> [Assigned task]: For each line in the data below, write an exact copy.

Document understanding data:
──────────

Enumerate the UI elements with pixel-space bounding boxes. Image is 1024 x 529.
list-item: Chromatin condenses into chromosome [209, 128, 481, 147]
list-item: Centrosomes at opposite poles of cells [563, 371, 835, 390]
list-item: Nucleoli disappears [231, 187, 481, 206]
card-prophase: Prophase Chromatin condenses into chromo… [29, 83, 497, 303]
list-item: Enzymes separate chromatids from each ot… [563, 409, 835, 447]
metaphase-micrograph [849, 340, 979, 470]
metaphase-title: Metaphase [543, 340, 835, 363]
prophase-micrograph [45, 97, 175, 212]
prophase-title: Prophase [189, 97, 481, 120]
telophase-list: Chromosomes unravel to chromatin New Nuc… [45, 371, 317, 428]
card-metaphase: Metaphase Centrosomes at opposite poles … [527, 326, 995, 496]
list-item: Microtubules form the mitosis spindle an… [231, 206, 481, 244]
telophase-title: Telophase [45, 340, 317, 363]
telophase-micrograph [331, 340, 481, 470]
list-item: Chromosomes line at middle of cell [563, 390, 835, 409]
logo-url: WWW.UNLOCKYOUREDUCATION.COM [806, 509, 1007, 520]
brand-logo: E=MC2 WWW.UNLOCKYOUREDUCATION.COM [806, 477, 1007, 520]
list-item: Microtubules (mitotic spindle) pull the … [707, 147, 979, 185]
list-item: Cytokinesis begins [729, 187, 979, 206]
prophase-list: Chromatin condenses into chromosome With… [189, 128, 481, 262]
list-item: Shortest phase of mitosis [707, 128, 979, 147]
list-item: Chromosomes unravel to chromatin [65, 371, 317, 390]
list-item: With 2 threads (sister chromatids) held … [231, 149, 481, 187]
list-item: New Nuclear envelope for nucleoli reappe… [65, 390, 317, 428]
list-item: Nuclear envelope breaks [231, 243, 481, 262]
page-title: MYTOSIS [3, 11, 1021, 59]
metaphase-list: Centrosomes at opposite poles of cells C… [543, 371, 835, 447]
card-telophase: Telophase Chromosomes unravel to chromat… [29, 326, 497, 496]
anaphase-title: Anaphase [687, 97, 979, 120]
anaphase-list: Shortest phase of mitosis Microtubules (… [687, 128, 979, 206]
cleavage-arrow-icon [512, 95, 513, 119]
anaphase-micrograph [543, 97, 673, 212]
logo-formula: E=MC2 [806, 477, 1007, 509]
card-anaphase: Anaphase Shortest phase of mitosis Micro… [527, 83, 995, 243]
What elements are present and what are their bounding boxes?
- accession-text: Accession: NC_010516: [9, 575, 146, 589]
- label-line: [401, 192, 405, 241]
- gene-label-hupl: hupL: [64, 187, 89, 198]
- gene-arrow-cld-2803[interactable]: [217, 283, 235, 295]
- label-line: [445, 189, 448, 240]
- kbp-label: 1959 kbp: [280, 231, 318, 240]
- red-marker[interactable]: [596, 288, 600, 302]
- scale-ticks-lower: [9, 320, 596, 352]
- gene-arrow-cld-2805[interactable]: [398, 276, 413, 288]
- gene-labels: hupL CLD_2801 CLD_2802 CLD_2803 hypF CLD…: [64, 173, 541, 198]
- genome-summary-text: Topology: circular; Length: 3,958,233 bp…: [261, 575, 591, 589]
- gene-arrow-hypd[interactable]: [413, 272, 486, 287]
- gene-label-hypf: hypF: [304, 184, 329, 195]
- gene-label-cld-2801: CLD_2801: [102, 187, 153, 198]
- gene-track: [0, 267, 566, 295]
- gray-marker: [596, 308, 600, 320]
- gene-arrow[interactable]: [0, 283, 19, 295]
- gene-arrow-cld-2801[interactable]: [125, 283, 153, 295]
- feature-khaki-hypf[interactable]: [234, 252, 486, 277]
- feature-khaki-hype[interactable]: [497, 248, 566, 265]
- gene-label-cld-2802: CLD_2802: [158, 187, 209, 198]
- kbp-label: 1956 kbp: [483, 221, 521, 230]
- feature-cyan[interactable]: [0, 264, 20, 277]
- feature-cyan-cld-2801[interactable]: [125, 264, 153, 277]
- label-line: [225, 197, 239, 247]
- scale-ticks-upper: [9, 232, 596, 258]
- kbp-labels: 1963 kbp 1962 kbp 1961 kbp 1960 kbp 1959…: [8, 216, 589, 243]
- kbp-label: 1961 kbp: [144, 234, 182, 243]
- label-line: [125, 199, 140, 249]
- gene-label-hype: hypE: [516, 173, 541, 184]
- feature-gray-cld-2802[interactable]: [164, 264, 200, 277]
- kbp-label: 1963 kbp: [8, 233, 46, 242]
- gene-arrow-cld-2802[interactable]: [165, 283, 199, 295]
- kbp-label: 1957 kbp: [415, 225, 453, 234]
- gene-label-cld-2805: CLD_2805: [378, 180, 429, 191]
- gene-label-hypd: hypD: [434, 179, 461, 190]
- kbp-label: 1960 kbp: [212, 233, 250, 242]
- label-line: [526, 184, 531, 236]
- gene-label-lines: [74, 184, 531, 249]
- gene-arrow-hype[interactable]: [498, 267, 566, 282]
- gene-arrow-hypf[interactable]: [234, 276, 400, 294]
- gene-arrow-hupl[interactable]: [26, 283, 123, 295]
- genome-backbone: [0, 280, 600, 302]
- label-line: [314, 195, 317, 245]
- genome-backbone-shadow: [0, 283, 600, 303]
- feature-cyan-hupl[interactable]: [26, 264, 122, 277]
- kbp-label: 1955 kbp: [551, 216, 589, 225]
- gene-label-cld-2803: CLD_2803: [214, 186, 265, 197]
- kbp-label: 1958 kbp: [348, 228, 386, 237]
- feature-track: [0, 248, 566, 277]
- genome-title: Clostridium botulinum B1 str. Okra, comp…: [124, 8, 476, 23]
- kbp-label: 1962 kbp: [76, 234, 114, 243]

──────────

> [Reply to the task]:
Enumerate the UI elements with pixel-space bounding boxes. Image is 1024 x 529.
list-item: Chromatin condenses into chromosome [209, 128, 481, 147]
list-item: Centrosomes at opposite poles of cells [563, 371, 835, 390]
list-item: Nucleoli disappears [231, 187, 481, 206]
card-prophase: Prophase Chromatin condenses into chromo… [29, 83, 497, 303]
list-item: Enzymes separate chromatids from each ot… [563, 409, 835, 447]
metaphase-micrograph [849, 340, 979, 470]
metaphase-title: Metaphase [543, 340, 835, 363]
prophase-micrograph [45, 97, 175, 212]
prophase-title: Prophase [189, 97, 481, 120]
telophase-list: Chromosomes unravel to chromatin New Nuc… [45, 371, 317, 428]
card-metaphase: Metaphase Centrosomes at opposite poles … [527, 326, 995, 496]
list-item: Microtubules form the mitosis spindle an… [231, 206, 481, 244]
telophase-title: Telophase [45, 340, 317, 363]
telophase-micrograph [331, 340, 481, 470]
list-item: Chromosomes line at middle of cell [563, 390, 835, 409]
logo-url: WWW.UNLOCKYOUREDUCATION.COM [806, 509, 1007, 520]
brand-logo: E=MC2 WWW.UNLOCKYOUREDUCATION.COM [806, 477, 1007, 520]
list-item: Microtubules (mitotic spindle) pull the … [707, 147, 979, 185]
list-item: Cytokinesis begins [729, 187, 979, 206]
prophase-list: Chromatin condenses into chromosome With… [189, 128, 481, 262]
list-item: Shortest phase of mitosis [707, 128, 979, 147]
list-item: Chromosomes unravel to chromatin [65, 371, 317, 390]
list-item: With 2 threads (sister chromatids) held … [231, 149, 481, 187]
list-item: New Nuclear envelope for nucleoli reappe… [65, 390, 317, 428]
list-item: Nuclear envelope breaks [231, 243, 481, 262]
page-title: MYTOSIS [3, 11, 1021, 59]
metaphase-list: Centrosomes at opposite poles of cells C… [543, 371, 835, 447]
card-telophase: Telophase Chromosomes unravel to chromat… [29, 326, 497, 496]
anaphase-title: Anaphase [687, 97, 979, 120]
anaphase-list: Shortest phase of mitosis Microtubules (… [687, 128, 979, 206]
cleavage-arrow-icon [512, 95, 513, 119]
anaphase-micrograph [543, 97, 673, 212]
logo-formula: E=MC2 [806, 477, 1007, 509]
card-anaphase: Anaphase Shortest phase of mitosis Micro… [527, 83, 995, 243]
What elements are present and what are their bounding boxes?
- accession-text: Accession: NC_010516: [9, 575, 146, 589]
- label-line: [401, 192, 405, 241]
- gene-label-hupl: hupL: [64, 187, 89, 198]
- gene-arrow-cld-2803[interactable]: [217, 283, 235, 295]
- label-line: [445, 189, 448, 240]
- kbp-label: 1959 kbp: [280, 231, 318, 240]
- red-marker[interactable]: [596, 288, 600, 302]
- scale-ticks-lower: [9, 320, 596, 352]
- gene-arrow-cld-2805[interactable]: [398, 276, 413, 288]
- gene-labels: hupL CLD_2801 CLD_2802 CLD_2803 hypF CLD…: [64, 173, 541, 198]
- genome-summary-text: Topology: circular; Length: 3,958,233 bp…: [261, 575, 591, 589]
- gene-arrow-hypd[interactable]: [413, 272, 486, 287]
- gene-label-hypf: hypF: [304, 184, 329, 195]
- gene-label-cld-2801: CLD_2801: [102, 187, 153, 198]
- gene-track: [0, 267, 566, 295]
- gray-marker: [596, 308, 600, 320]
- gene-arrow[interactable]: [0, 283, 19, 295]
- gene-arrow-cld-2801[interactable]: [125, 283, 153, 295]
- feature-khaki-hypf[interactable]: [234, 252, 486, 277]
- feature-khaki-hype[interactable]: [497, 248, 566, 265]
- gene-label-cld-2802: CLD_2802: [158, 187, 209, 198]
- kbp-label: 1956 kbp: [483, 221, 521, 230]
- feature-cyan[interactable]: [0, 264, 20, 277]
- feature-cyan-cld-2801[interactable]: [125, 264, 153, 277]
- label-line: [225, 197, 239, 247]
- scale-ticks-upper: [9, 232, 596, 258]
- kbp-labels: 1963 kbp 1962 kbp 1961 kbp 1960 kbp 1959…: [8, 216, 589, 243]
- kbp-label: 1961 kbp: [144, 234, 182, 243]
- label-line: [125, 199, 140, 249]
- gene-label-hype: hypE: [516, 173, 541, 184]
- feature-gray-cld-2802[interactable]: [164, 264, 200, 277]
- kbp-label: 1963 kbp: [8, 233, 46, 242]
- gene-arrow-cld-2802[interactable]: [165, 283, 199, 295]
- kbp-label: 1957 kbp: [415, 225, 453, 234]
- gene-label-cld-2805: CLD_2805: [378, 180, 429, 191]
- gene-label-hypd: hypD: [434, 179, 461, 190]
- kbp-label: 1960 kbp: [212, 233, 250, 242]
- label-line: [526, 184, 531, 236]
- gene-label-lines: [74, 184, 531, 249]
- gene-arrow-hype[interactable]: [498, 267, 566, 282]
- gene-arrow-hypf[interactable]: [234, 276, 400, 294]
- gene-arrow-hupl[interactable]: [26, 283, 123, 295]
- genome-backbone: [0, 280, 600, 302]
- label-line: [314, 195, 317, 245]
- genome-backbone-shadow: [0, 283, 600, 303]
- feature-cyan-hupl[interactable]: [26, 264, 122, 277]
- kbp-label: 1955 kbp: [551, 216, 589, 225]
- gene-label-cld-2803: CLD_2803: [214, 186, 265, 197]
- kbp-label: 1958 kbp: [348, 228, 386, 237]
- feature-track: [0, 248, 566, 277]
- genome-title: Clostridium botulinum B1 str. Okra, comp…: [124, 8, 476, 23]
- kbp-label: 1962 kbp: [76, 234, 114, 243]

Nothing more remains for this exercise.